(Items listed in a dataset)
- - -
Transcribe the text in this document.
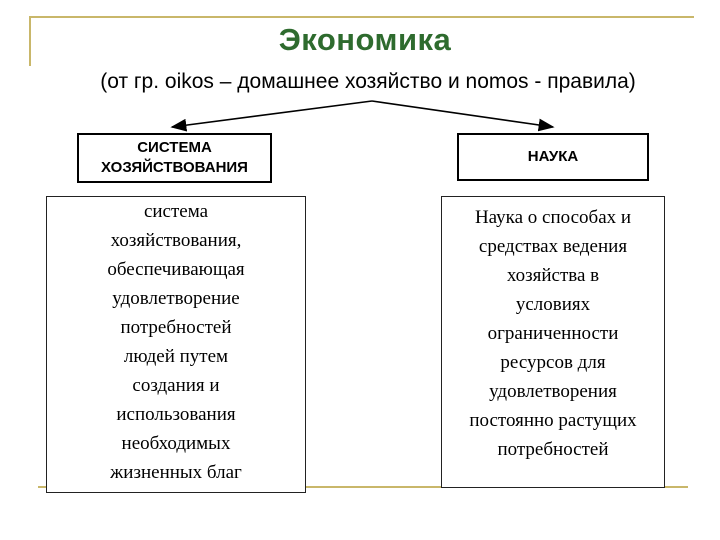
Экономика
(от гр. oikos – домашнее хозяйство и nomos - правила)
СИСТЕМА
ХОЗЯЙСТВОВАНИЯ
НАУКА
система
хозяйствования,
обеспечивающая
удовлетворение
потребностей
людей путем
создания и
использования
необходимых
жизненных благ
Наука о способах и
средствах ведения
хозяйства в
условиях
ограниченности
ресурсов для
удовлетворения
постоянно растущих
потребностей
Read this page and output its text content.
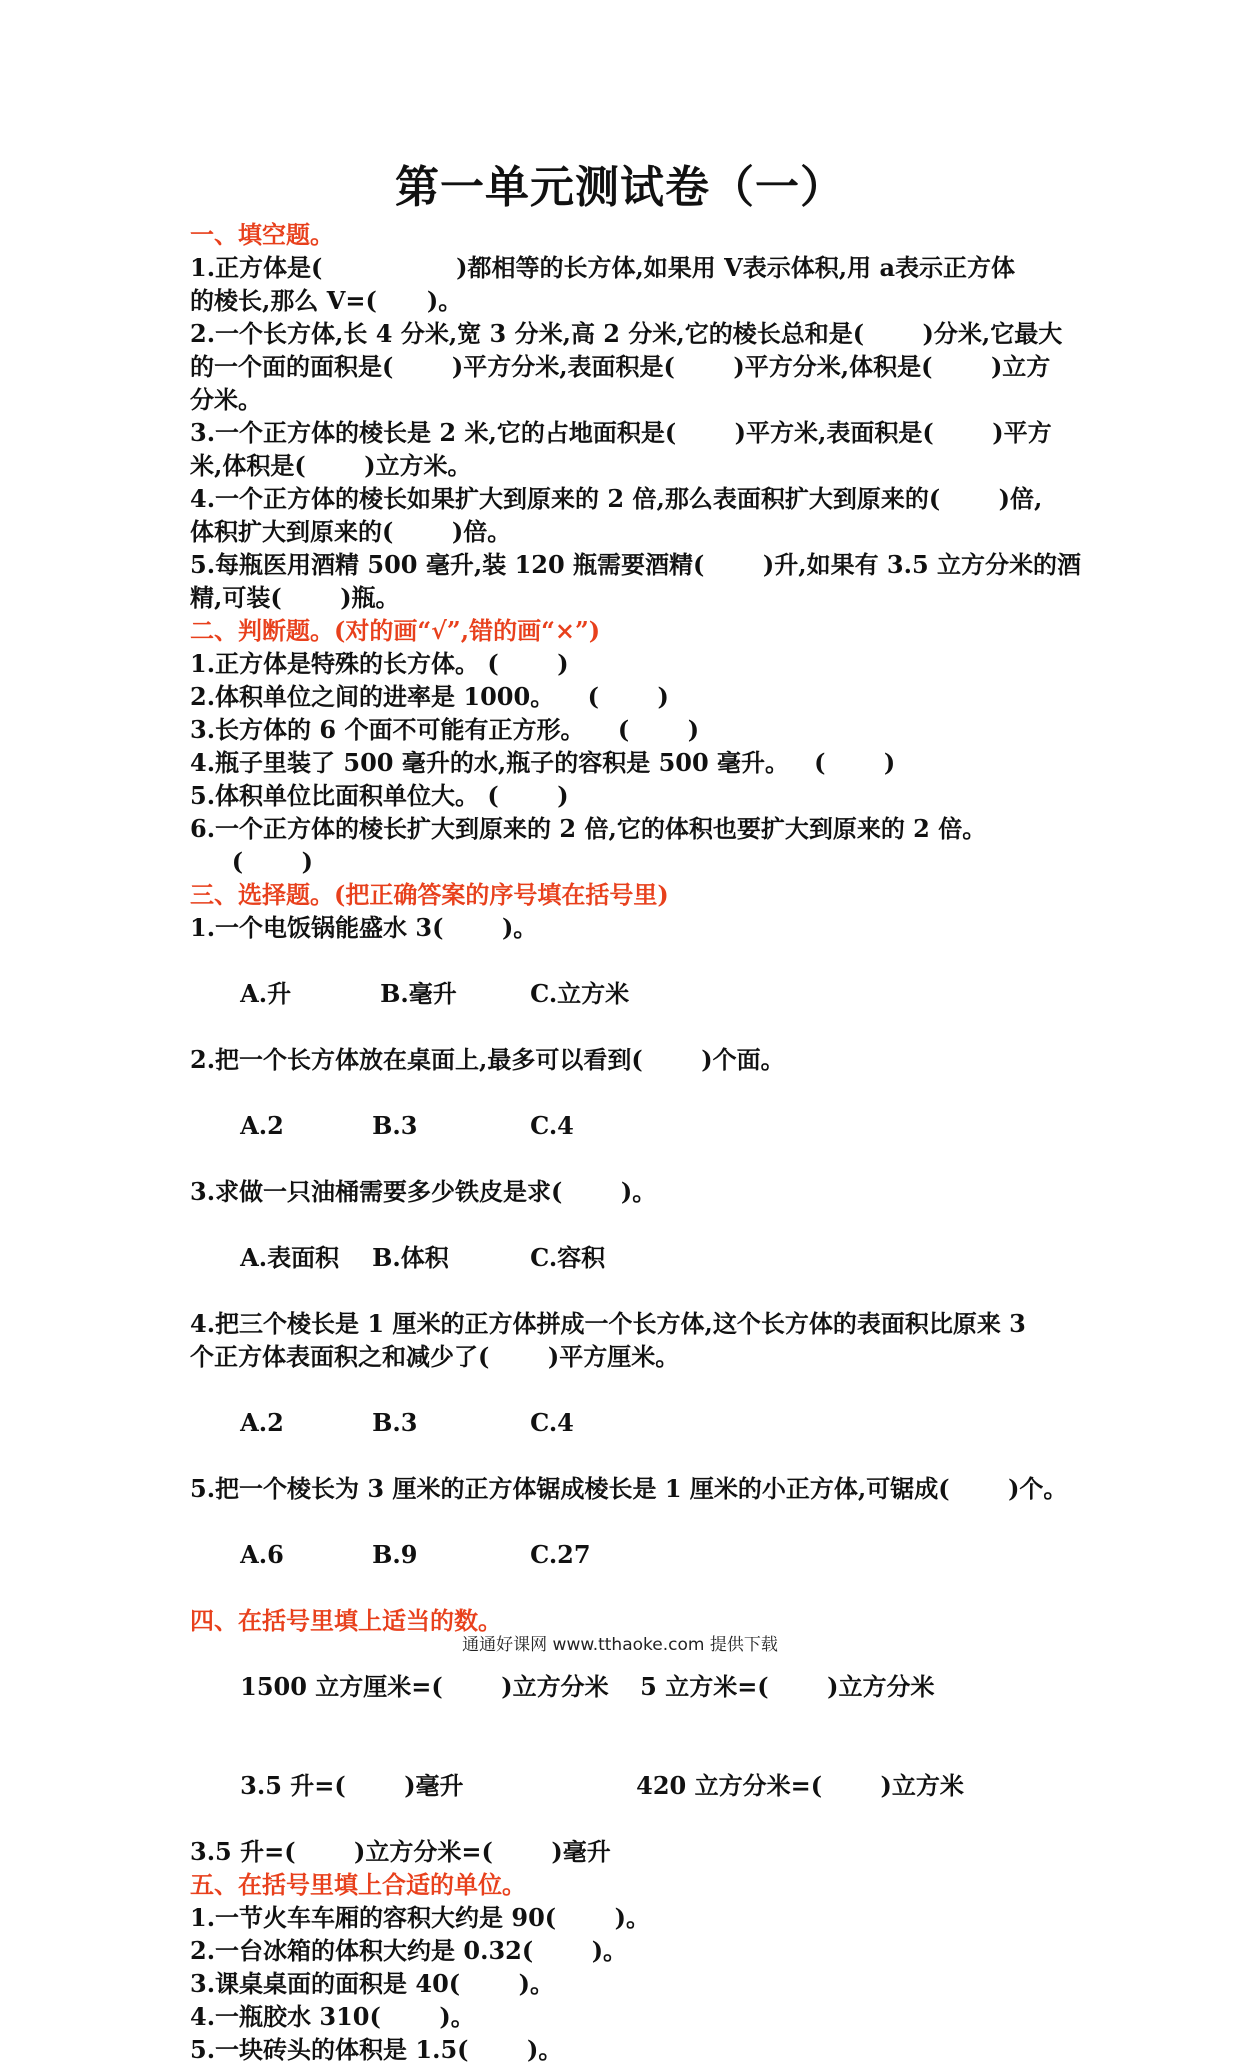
第一单元测试卷（一）
一、填空题。
1.正方体是(                )都相等的长方体,如果用 V表示体积,用 a表示正方体
的棱长,那么 V=(      )。
2.一个长方体,长 4 分米,宽 3 分米,高 2 分米,它的棱长总和是(       )分米,它最大
的一个面的面积是(       )平方分米,表面积是(       )平方分米,体积是(       )立方
分米。
3.一个正方体的棱长是 2 米,它的占地面积是(       )平方米,表面积是(       )平方
米,体积是(       )立方米。
4.一个正方体的棱长如果扩大到原来的 2 倍,那么表面积扩大到原来的(       )倍,
体积扩大到原来的(       )倍。
5.每瓶医用酒精 500 毫升,装 120 瓶需要酒精(       )升,如果有 3.5 立方分米的酒
精,可装(       )瓶。
二、判断题。(对的画“√”,错的画“×”)
1.正方体是特殊的长方体。 (       )
2.体积单位之间的进率是 1000。    (       )
3.长方体的 6 个面不可能有正方形。    (       )
4.瓶子里装了 500 毫升的水,瓶子的容积是 500 毫升。   (       )
5.体积单位比面积单位大。 (       )
6.一个正方体的棱长扩大到原来的 2 倍,它的体积也要扩大到原来的 2 倍。
(       )
三、选择题。(把正确答案的序号填在括号里)
1.一个电饭锅能盛水 3(       )。

A.升	B.毫升	C.立方米

2.把一个长方体放在桌面上,最多可以看到(       )个面。

A.2	B.3	C.4

3.求做一只油桶需要多少铁皮是求(       )。

A.表面积 B.体积	C.容积

4.把三个棱长是 1 厘米的正方体拼成一个长方体,这个长方体的表面积比原来 3
个正方体表面积之和减少了(       )平方厘米。

A.2	B.3	C.4

5.把一个棱长为 3 厘米的正方体锯成棱长是 1 厘米的小正方体,可锯成(       )个。

A.6	B.9	C.27

四、在括号里填上适当的数。

1500 立方厘米=(       )立方分米 5 立方米=(       )立方分米

3.5 升=(       )毫升	420 立方分米=(       )立方米

3.5 升=(       )立方分米=(       )毫升
五、在括号里填上合适的单位。
1.一节火车车厢的容积大约是 90(       )。
2.一台冰箱的体积大约是 0.32(       )。
3.课桌桌面的面积是 40(       )。
4.一瓶胶水 310(       )。
5.一块砖头的体积是 1.5(       )。
通通好课网 www.tthaoke.com 提供下载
- - -
Give every record again exactly, apart from the pictures, which stay out.

### Result of this exercise
Transcribe the text in this document.
Экономика
(от гр. oikos – домашнее хозяйство и nomos - правила)
СИСТЕМА
ХОЗЯЙСТВОВАНИЯ
НАУКА
система
хозяйствования,
обеспечивающая
удовлетворение
потребностей
людей путем
создания и
использования
необходимых
жизненных благ
Наука о способах и
средствах ведения
хозяйства в
условиях
ограниченности
ресурсов для
удовлетворения
постоянно растущих
потребностей
Read this page and output its text content.
第一单元测试卷（一）
一、填空题。
1.正方体是(                )都相等的长方体,如果用 V表示体积,用 a表示正方体
的棱长,那么 V=(      )。
2.一个长方体,长 4 分米,宽 3 分米,高 2 分米,它的棱长总和是(       )分米,它最大
的一个面的面积是(       )平方分米,表面积是(       )平方分米,体积是(       )立方
分米。
3.一个正方体的棱长是 2 米,它的占地面积是(       )平方米,表面积是(       )平方
米,体积是(       )立方米。
4.一个正方体的棱长如果扩大到原来的 2 倍,那么表面积扩大到原来的(       )倍,
体积扩大到原来的(       )倍。
5.每瓶医用酒精 500 毫升,装 120 瓶需要酒精(       )升,如果有 3.5 立方分米的酒
精,可装(       )瓶。
二、判断题。(对的画“√”,错的画“×”)
1.正方体是特殊的长方体。 (       )
2.体积单位之间的进率是 1000。    (       )
3.长方体的 6 个面不可能有正方形。    (       )
4.瓶子里装了 500 毫升的水,瓶子的容积是 500 毫升。   (       )
5.体积单位比面积单位大。 (       )
6.一个正方体的棱长扩大到原来的 2 倍,它的体积也要扩大到原来的 2 倍。
(       )
三、选择题。(把正确答案的序号填在括号里)
1.一个电饭锅能盛水 3(       )。

A.升	B.毫升	C.立方米

2.把一个长方体放在桌面上,最多可以看到(       )个面。

A.2	B.3	C.4

3.求做一只油桶需要多少铁皮是求(       )。

A.表面积 B.体积	C.容积

4.把三个棱长是 1 厘米的正方体拼成一个长方体,这个长方体的表面积比原来 3
个正方体表面积之和减少了(       )平方厘米。

A.2	B.3	C.4

5.把一个棱长为 3 厘米的正方体锯成棱长是 1 厘米的小正方体,可锯成(       )个。

A.6	B.9	C.27

四、在括号里填上适当的数。

1500 立方厘米=(       )立方分米 5 立方米=(       )立方分米

3.5 升=(       )毫升	420 立方分米=(       )立方米

3.5 升=(       )立方分米=(       )毫升
五、在括号里填上合适的单位。
1.一节火车车厢的容积大约是 90(       )。
2.一台冰箱的体积大约是 0.32(       )。
3.课桌桌面的面积是 40(       )。
4.一瓶胶水 310(       )。
5.一块砖头的体积是 1.5(       )。
通通好课网 www.tthaoke.com 提供下载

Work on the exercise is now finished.